RECORDS PROVIDED ->
+ + +

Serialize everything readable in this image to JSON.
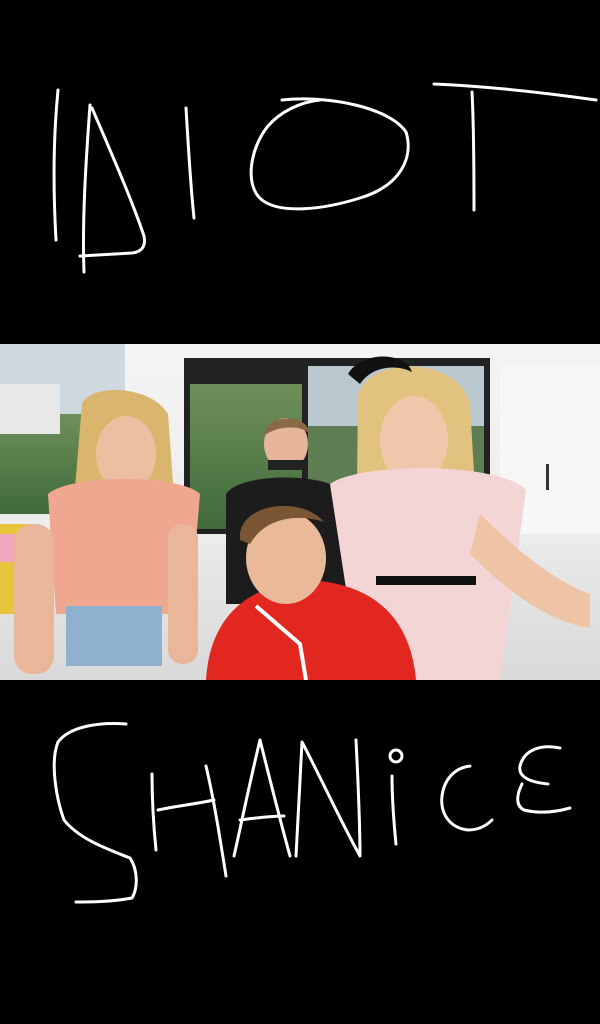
{
  "top_caption": {
    "text": "IDIOT"
  },
  "bottom_caption": {
    "text": "SHANiCE"
  },
  "colors": {
    "background": "#000000",
    "stroke": "#ffffff"
  }
}
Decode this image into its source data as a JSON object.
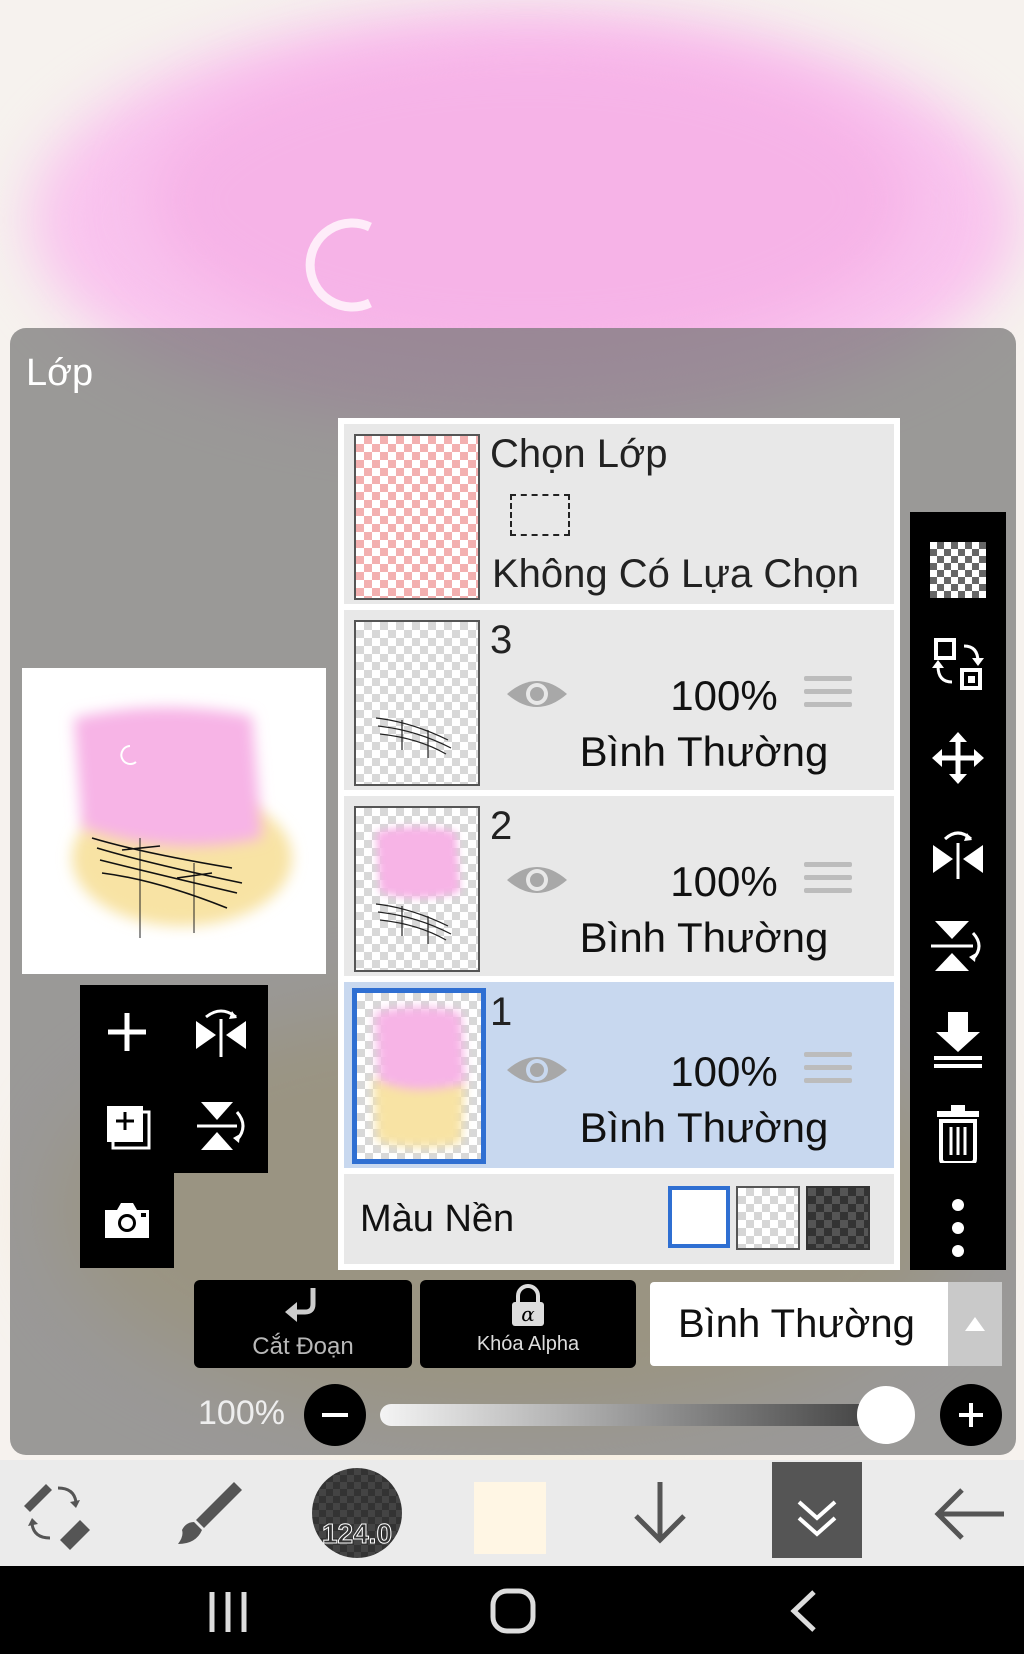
{
  "panel": {
    "title": "Lớp"
  },
  "selection_layer": {
    "title": "Chọn Lớp",
    "subtitle": "Không Có Lựa Chọn"
  },
  "layers": [
    {
      "name": "3",
      "opacity": "100%",
      "mode": "Bình Thường",
      "selected": false
    },
    {
      "name": "2",
      "opacity": "100%",
      "mode": "Bình Thường",
      "selected": false
    },
    {
      "name": "1",
      "opacity": "100%",
      "mode": "Bình Thường",
      "selected": true
    }
  ],
  "background": {
    "label": "Màu Nền",
    "options": [
      "white",
      "transparent",
      "dark-checker"
    ],
    "selected": "white"
  },
  "buttons": {
    "clipping": "Cắt Đoạn",
    "alpha_lock": "Khóa Alpha"
  },
  "blend_mode": {
    "value": "Bình Thường"
  },
  "opacity": {
    "label": "100%",
    "value": 1.0
  },
  "brush": {
    "size": "124.0"
  },
  "colors": {
    "current_color": "#fff6e4",
    "accent": "#2f6fd2",
    "canvas_pink": "#f6b6e8"
  }
}
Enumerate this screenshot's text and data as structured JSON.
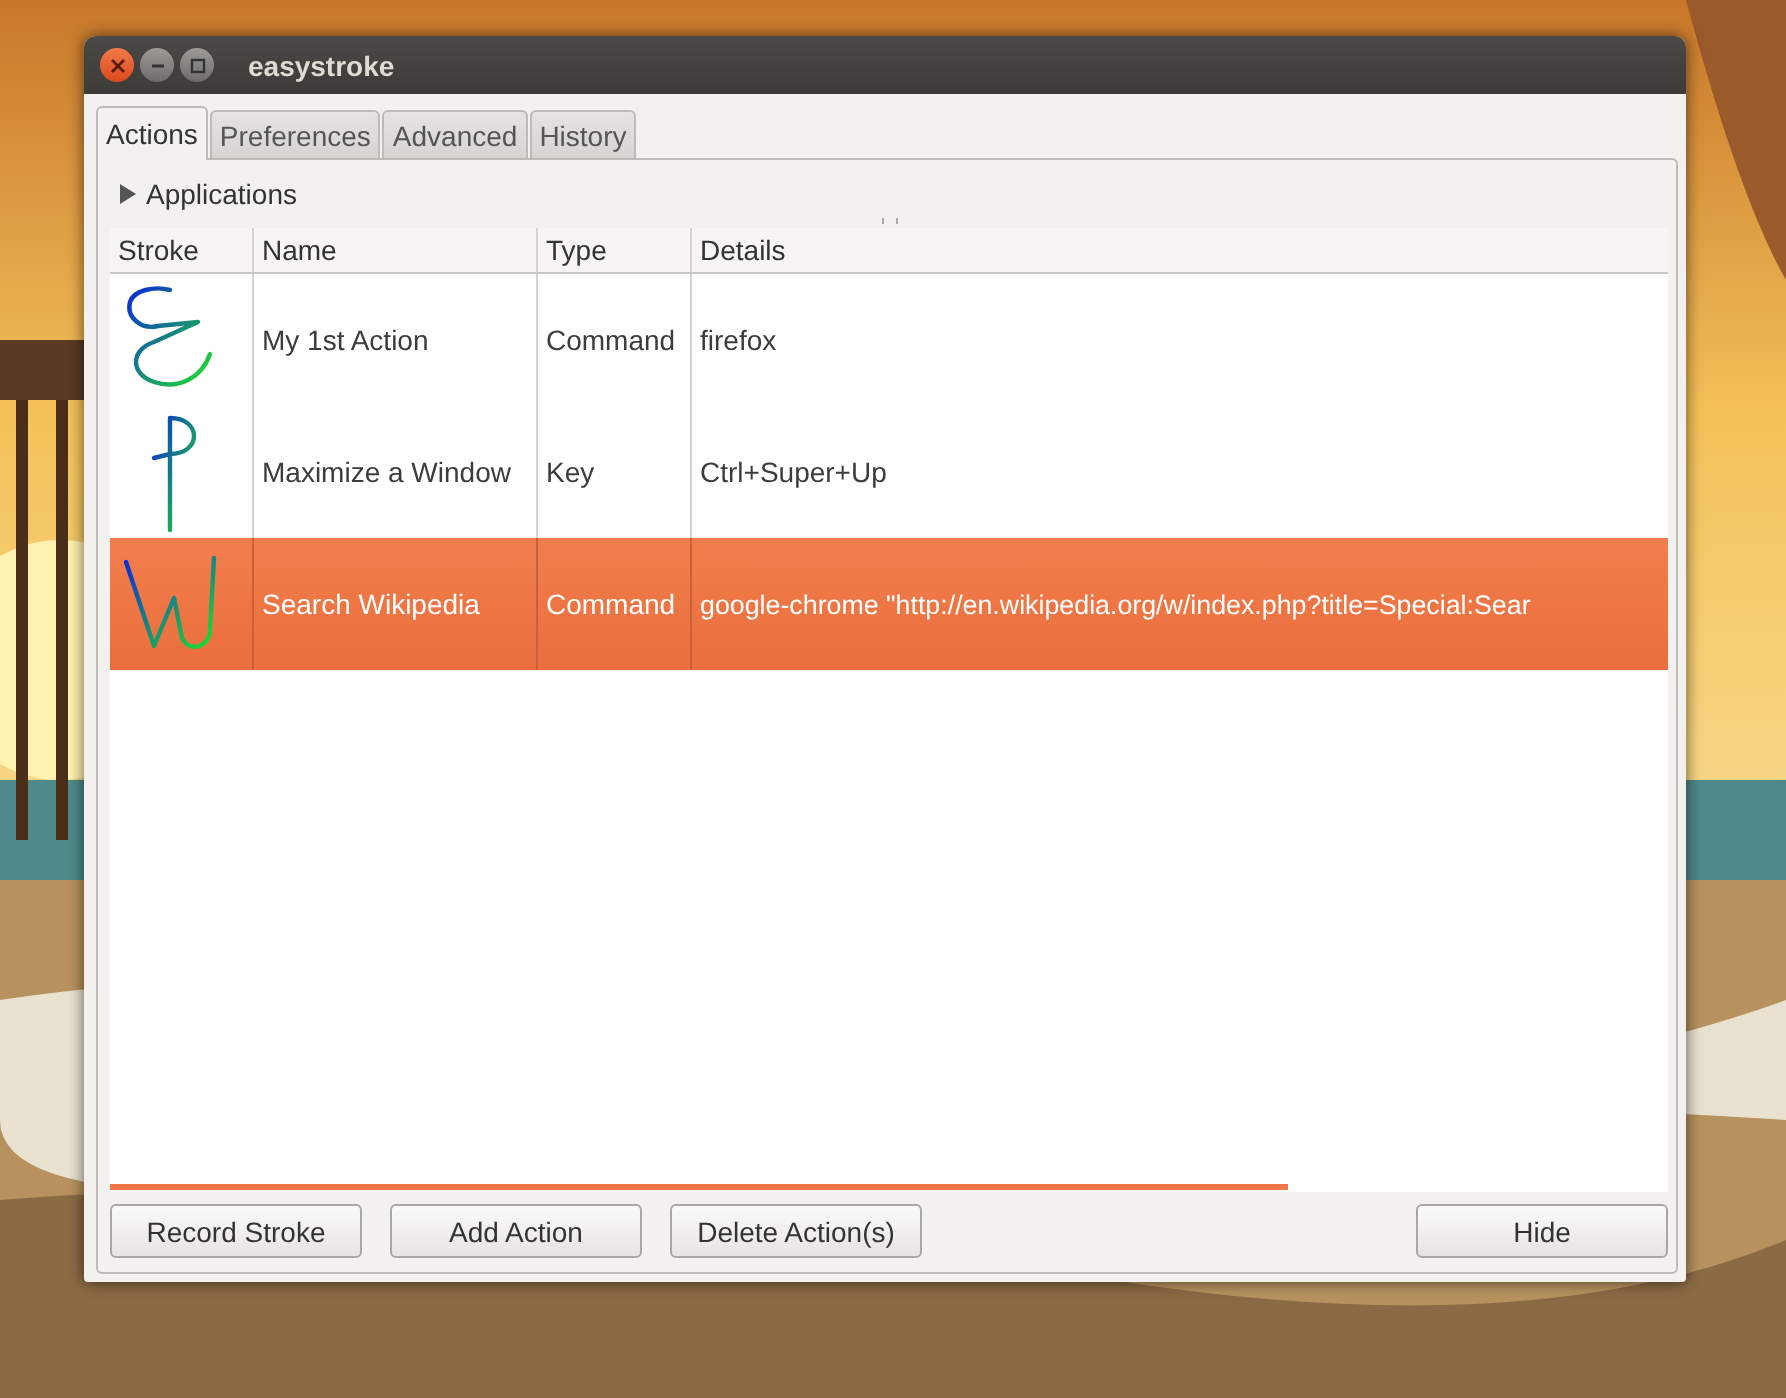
{
  "window": {
    "title": "easystroke"
  },
  "tabs": [
    {
      "label": "Actions",
      "selected": true
    },
    {
      "label": "Preferences",
      "selected": false
    },
    {
      "label": "Advanced",
      "selected": false
    },
    {
      "label": "History",
      "selected": false
    }
  ],
  "expander": {
    "label": "Applications",
    "expanded": false
  },
  "table": {
    "columns": [
      "Stroke",
      "Name",
      "Type",
      "Details"
    ],
    "rows": [
      {
        "name": "My 1st Action",
        "type": "Command",
        "details": "firefox",
        "selected": false
      },
      {
        "name": "Maximize a Window",
        "type": "Key",
        "details": "Ctrl+Super+Up",
        "selected": false
      },
      {
        "name": "Search Wikipedia",
        "type": "Command",
        "details": "google-chrome \"http://en.wikipedia.org/w/index.php?title=Special:Sear",
        "selected": true
      }
    ]
  },
  "buttons": [
    "Record Stroke",
    "Add Action",
    "Delete Action(s)"
  ],
  "hide_button": "Hide"
}
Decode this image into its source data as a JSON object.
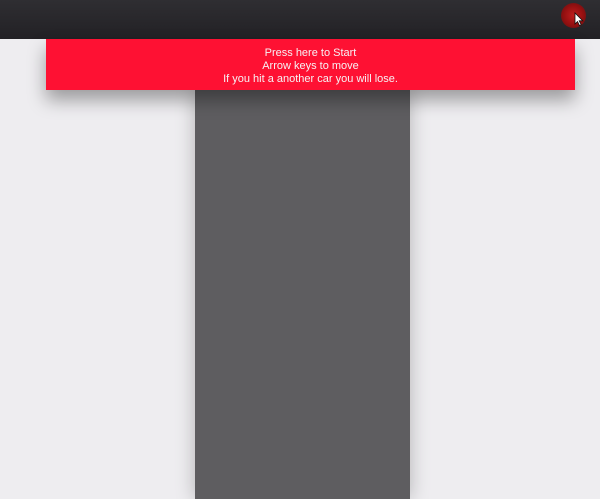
{
  "banner": {
    "line1": "Press here to Start",
    "line2": "Arrow keys to move",
    "line3": "If you hit a another car you will lose."
  },
  "colors": {
    "banner": "#fe1133",
    "road": "#5e5d60",
    "background": "#eeedf0",
    "topbar": "#2a292d"
  },
  "icons": {
    "cursor": "mouse-pointer-icon",
    "click_indicator": "click-ripple-icon"
  }
}
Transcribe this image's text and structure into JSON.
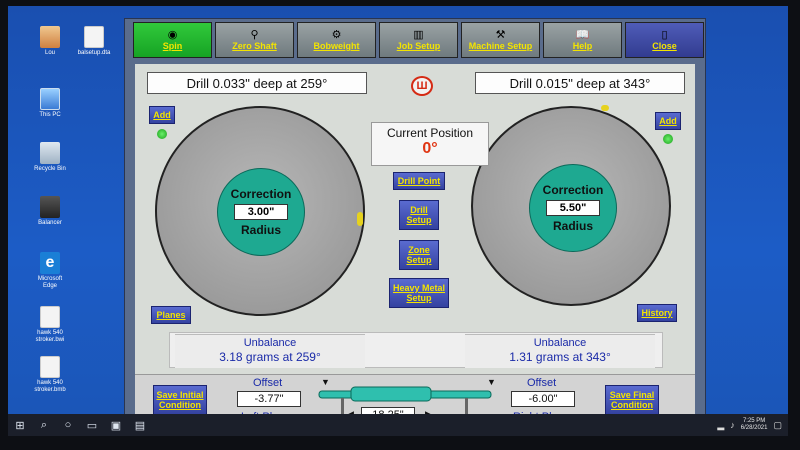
{
  "desktop": {
    "icons": [
      {
        "label": "Lou"
      },
      {
        "label": "balsetup.dta"
      },
      {
        "label": "This PC"
      },
      {
        "label": "Recycle Bin"
      },
      {
        "label": "Balancer"
      },
      {
        "label": "Microsoft Edge"
      },
      {
        "label": "hawk 540 stroker.bwi"
      },
      {
        "label": "hawk 540 stroker.bmb"
      }
    ]
  },
  "toolbar": {
    "items": [
      {
        "label": "Spin",
        "icon": "spin-icon"
      },
      {
        "label": "Zero Shaft",
        "icon": "zero-shaft-icon"
      },
      {
        "label": "Bobweight",
        "icon": "bobweight-icon"
      },
      {
        "label": "Job Setup",
        "icon": "job-setup-icon"
      },
      {
        "label": "Machine Setup",
        "icon": "machine-setup-icon"
      },
      {
        "label": "Help",
        "icon": "help-icon"
      },
      {
        "label": "Close",
        "icon": "close-door-icon"
      }
    ]
  },
  "left": {
    "drill_text": "Drill 0.033\" deep at 259°",
    "add_label": "Add",
    "correction_title": "Correction",
    "correction_value": "3.00\"",
    "correction_sub": "Radius",
    "planes_label": "Planes",
    "unbalance_title": "Unbalance",
    "unbalance_value": "3.18 grams at 259°",
    "offset_title": "Offset",
    "offset_value": "-3.77\"",
    "plane_label": "Left Plane",
    "save_label": "Save Initial Condition"
  },
  "right": {
    "drill_text": "Drill 0.015\" deep at 343°",
    "add_label": "Add",
    "correction_title": "Correction",
    "correction_value": "5.50\"",
    "correction_sub": "Radius",
    "history_label": "History",
    "unbalance_title": "Unbalance",
    "unbalance_value": "1.31 grams at 343°",
    "offset_title": "Offset",
    "offset_value": "-6.00\"",
    "plane_label": "Right Plane",
    "save_label": "Save Final Condition"
  },
  "center": {
    "position_title": "Current Position",
    "position_value": "0°",
    "buttons": [
      "Drill Point",
      "Drill Setup",
      "Zone Setup",
      "Heavy Metal Setup"
    ],
    "shaft_length": "18.25\""
  },
  "taskbar": {
    "time": "7:25 PM",
    "date": "6/28/2021"
  },
  "colors": {
    "accent_green": "#16a324",
    "button_blue": "#3442a0",
    "label_yellow": "#f3e400",
    "correction_teal": "#1ea991",
    "position_red": "#e03512"
  }
}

+ + +

TASK DIRECTIONS -> Only the number is wanted: how many lines contain the string "History"?

ANSWER -> 2